== Task statement ==
Reproduce every line of the records below character for character.

== Input data ==
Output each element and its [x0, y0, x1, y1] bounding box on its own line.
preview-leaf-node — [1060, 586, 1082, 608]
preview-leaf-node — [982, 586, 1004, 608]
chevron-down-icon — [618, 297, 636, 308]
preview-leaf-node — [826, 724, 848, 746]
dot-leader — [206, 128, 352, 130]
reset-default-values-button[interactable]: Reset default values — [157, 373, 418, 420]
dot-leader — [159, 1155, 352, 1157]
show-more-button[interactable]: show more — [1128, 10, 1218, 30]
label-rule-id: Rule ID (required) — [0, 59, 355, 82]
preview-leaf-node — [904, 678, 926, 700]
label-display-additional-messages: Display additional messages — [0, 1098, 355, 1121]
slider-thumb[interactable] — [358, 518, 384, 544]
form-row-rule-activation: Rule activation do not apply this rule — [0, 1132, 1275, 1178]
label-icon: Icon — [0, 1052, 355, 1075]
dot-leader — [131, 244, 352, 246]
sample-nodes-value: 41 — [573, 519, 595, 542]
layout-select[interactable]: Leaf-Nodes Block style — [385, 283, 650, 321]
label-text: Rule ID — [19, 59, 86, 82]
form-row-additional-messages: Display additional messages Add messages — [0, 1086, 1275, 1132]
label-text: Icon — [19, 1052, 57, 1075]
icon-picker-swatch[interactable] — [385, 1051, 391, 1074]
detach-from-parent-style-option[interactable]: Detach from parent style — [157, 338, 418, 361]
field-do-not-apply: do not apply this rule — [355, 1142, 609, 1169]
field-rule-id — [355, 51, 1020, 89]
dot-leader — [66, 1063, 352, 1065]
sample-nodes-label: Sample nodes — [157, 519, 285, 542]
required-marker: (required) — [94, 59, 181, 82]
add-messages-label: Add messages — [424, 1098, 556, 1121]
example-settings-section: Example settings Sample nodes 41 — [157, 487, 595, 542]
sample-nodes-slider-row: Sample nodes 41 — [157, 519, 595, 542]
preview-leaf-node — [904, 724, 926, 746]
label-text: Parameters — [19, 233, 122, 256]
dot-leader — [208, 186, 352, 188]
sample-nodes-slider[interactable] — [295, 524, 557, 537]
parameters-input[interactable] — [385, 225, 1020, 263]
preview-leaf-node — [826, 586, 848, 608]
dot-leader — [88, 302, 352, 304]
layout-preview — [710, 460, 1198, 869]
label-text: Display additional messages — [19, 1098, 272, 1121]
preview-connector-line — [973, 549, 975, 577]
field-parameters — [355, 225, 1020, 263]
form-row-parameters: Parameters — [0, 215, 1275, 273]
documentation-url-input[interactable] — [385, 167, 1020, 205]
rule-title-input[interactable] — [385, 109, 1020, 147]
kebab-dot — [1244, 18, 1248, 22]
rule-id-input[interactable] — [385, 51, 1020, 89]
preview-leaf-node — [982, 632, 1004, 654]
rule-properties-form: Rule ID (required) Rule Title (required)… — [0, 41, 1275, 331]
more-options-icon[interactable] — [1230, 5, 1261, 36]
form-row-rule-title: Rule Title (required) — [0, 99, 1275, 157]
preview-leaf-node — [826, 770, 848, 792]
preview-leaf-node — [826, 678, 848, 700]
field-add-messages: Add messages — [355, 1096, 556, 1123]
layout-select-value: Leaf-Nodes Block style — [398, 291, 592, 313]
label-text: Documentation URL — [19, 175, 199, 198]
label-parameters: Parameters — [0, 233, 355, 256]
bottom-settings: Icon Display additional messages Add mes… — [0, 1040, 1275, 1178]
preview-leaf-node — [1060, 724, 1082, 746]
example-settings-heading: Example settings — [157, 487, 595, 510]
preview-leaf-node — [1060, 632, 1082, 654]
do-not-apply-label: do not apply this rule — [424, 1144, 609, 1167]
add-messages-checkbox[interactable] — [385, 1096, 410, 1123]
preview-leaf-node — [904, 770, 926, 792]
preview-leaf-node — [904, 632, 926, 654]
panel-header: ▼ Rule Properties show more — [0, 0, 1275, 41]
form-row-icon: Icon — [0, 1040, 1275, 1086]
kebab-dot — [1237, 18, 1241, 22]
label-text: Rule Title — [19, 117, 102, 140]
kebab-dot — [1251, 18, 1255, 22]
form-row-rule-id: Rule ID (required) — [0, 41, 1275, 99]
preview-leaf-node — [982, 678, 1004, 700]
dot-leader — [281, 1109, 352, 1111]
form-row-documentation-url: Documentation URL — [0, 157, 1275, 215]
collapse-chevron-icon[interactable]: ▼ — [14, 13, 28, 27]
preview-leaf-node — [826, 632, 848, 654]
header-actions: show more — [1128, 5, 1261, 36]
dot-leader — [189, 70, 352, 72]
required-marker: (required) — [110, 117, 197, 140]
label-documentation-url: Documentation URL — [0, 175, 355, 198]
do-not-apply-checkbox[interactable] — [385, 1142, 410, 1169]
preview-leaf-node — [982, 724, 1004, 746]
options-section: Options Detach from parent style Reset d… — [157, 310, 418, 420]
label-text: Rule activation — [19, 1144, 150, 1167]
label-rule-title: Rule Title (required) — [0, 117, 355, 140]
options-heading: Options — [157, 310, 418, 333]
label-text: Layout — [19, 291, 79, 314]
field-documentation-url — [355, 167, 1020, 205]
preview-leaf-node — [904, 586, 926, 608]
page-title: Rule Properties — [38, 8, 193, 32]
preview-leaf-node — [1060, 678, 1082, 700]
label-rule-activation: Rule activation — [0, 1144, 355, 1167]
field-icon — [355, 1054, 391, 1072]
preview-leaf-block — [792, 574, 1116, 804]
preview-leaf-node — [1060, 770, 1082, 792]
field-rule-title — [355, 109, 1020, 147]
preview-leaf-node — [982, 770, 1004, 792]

== Full solution ==
Output each element and its [x0, y0, x1, y1] bounding box on its own line.
preview-leaf-node — [1060, 586, 1082, 608]
preview-leaf-node — [982, 586, 1004, 608]
chevron-down-icon — [618, 297, 636, 308]
preview-leaf-node — [826, 724, 848, 746]
dot-leader — [206, 128, 352, 130]
reset-default-values-button[interactable]: Reset default values — [157, 373, 418, 420]
dot-leader — [159, 1155, 352, 1157]
show-more-button[interactable]: show more — [1128, 10, 1218, 30]
label-rule-id: Rule ID (required) — [0, 59, 355, 82]
preview-leaf-node — [904, 678, 926, 700]
label-display-additional-messages: Display additional messages — [0, 1098, 355, 1121]
slider-thumb[interactable] — [358, 518, 384, 544]
form-row-rule-activation: Rule activation do not apply this rule — [0, 1132, 1275, 1178]
label-icon: Icon — [0, 1052, 355, 1075]
dot-leader — [131, 244, 352, 246]
sample-nodes-value: 41 — [573, 519, 595, 542]
layout-select[interactable]: Leaf-Nodes Block style — [385, 283, 650, 321]
label-text: Rule ID — [19, 59, 86, 82]
form-row-additional-messages: Display additional messages Add messages — [0, 1086, 1275, 1132]
label-text: Icon — [19, 1052, 57, 1075]
icon-picker-swatch[interactable] — [385, 1051, 391, 1074]
detach-from-parent-style-option[interactable]: Detach from parent style — [157, 338, 418, 361]
field-do-not-apply: do not apply this rule — [355, 1142, 609, 1169]
field-rule-id — [355, 51, 1020, 89]
dot-leader — [66, 1063, 352, 1065]
sample-nodes-label: Sample nodes — [157, 519, 285, 542]
required-marker: (required) — [94, 59, 181, 82]
add-messages-label: Add messages — [424, 1098, 556, 1121]
example-settings-section: Example settings Sample nodes 41 — [157, 487, 595, 542]
sample-nodes-slider-row: Sample nodes 41 — [157, 519, 595, 542]
preview-leaf-node — [904, 724, 926, 746]
label-text: Parameters — [19, 233, 122, 256]
dot-leader — [208, 186, 352, 188]
sample-nodes-slider[interactable] — [295, 524, 557, 537]
parameters-input[interactable] — [385, 225, 1020, 263]
preview-leaf-node — [826, 586, 848, 608]
dot-leader — [88, 302, 352, 304]
layout-preview — [710, 460, 1198, 869]
label-text: Display additional messages — [19, 1098, 272, 1121]
preview-connector-line — [973, 549, 975, 577]
field-parameters — [355, 225, 1020, 263]
form-row-parameters: Parameters — [0, 215, 1275, 273]
documentation-url-input[interactable] — [385, 167, 1020, 205]
rule-title-input[interactable] — [385, 109, 1020, 147]
kebab-dot — [1244, 18, 1248, 22]
rule-id-input[interactable] — [385, 51, 1020, 89]
preview-leaf-node — [982, 632, 1004, 654]
rule-properties-form: Rule ID (required) Rule Title (required)… — [0, 41, 1275, 331]
more-options-icon[interactable] — [1230, 5, 1261, 36]
form-row-rule-title: Rule Title (required) — [0, 99, 1275, 157]
preview-leaf-node — [826, 770, 848, 792]
preview-leaf-node — [826, 678, 848, 700]
field-add-messages: Add messages — [355, 1096, 556, 1123]
layout-select-value: Leaf-Nodes Block style — [398, 291, 592, 313]
label-text: Documentation URL — [19, 175, 199, 198]
label-parameters: Parameters — [0, 233, 355, 256]
bottom-settings: Icon Display additional messages Add mes… — [0, 1040, 1275, 1178]
preview-leaf-node — [1060, 724, 1082, 746]
example-settings-heading: Example settings — [157, 487, 595, 510]
preview-leaf-node — [1060, 632, 1082, 654]
do-not-apply-label: do not apply this rule — [424, 1144, 609, 1167]
add-messages-checkbox[interactable] — [385, 1096, 410, 1123]
preview-leaf-node — [904, 770, 926, 792]
preview-leaf-node — [904, 632, 926, 654]
panel-header: ▼ Rule Properties show more — [0, 0, 1275, 41]
form-row-icon: Icon — [0, 1040, 1275, 1086]
kebab-dot — [1237, 18, 1241, 22]
label-text: Rule Title — [19, 117, 102, 140]
kebab-dot — [1251, 18, 1255, 22]
form-row-rule-id: Rule ID (required) — [0, 41, 1275, 99]
preview-leaf-node — [982, 678, 1004, 700]
dot-leader — [281, 1109, 352, 1111]
form-row-documentation-url: Documentation URL — [0, 157, 1275, 215]
collapse-chevron-icon[interactable]: ▼ — [14, 13, 28, 27]
preview-leaf-node — [826, 632, 848, 654]
header-actions: show more — [1128, 5, 1261, 36]
dot-leader — [189, 70, 352, 72]
required-marker: (required) — [110, 117, 197, 140]
label-documentation-url: Documentation URL — [0, 175, 355, 198]
do-not-apply-checkbox[interactable] — [385, 1142, 410, 1169]
preview-leaf-node — [982, 724, 1004, 746]
options-section: Options Detach from parent style Reset d… — [157, 310, 418, 420]
label-text: Rule activation — [19, 1144, 150, 1167]
label-rule-title: Rule Title (required) — [0, 117, 355, 140]
options-heading: Options — [157, 310, 418, 333]
label-text: Layout — [19, 291, 79, 314]
field-documentation-url — [355, 167, 1020, 205]
preview-leaf-node — [904, 586, 926, 608]
page-title: Rule Properties — [38, 8, 193, 32]
preview-leaf-node — [1060, 678, 1082, 700]
label-rule-activation: Rule activation — [0, 1144, 355, 1167]
field-icon — [355, 1054, 391, 1072]
preview-leaf-block — [792, 574, 1116, 804]
preview-leaf-node — [1060, 770, 1082, 792]
field-rule-title — [355, 109, 1020, 147]
preview-leaf-node — [982, 770, 1004, 792]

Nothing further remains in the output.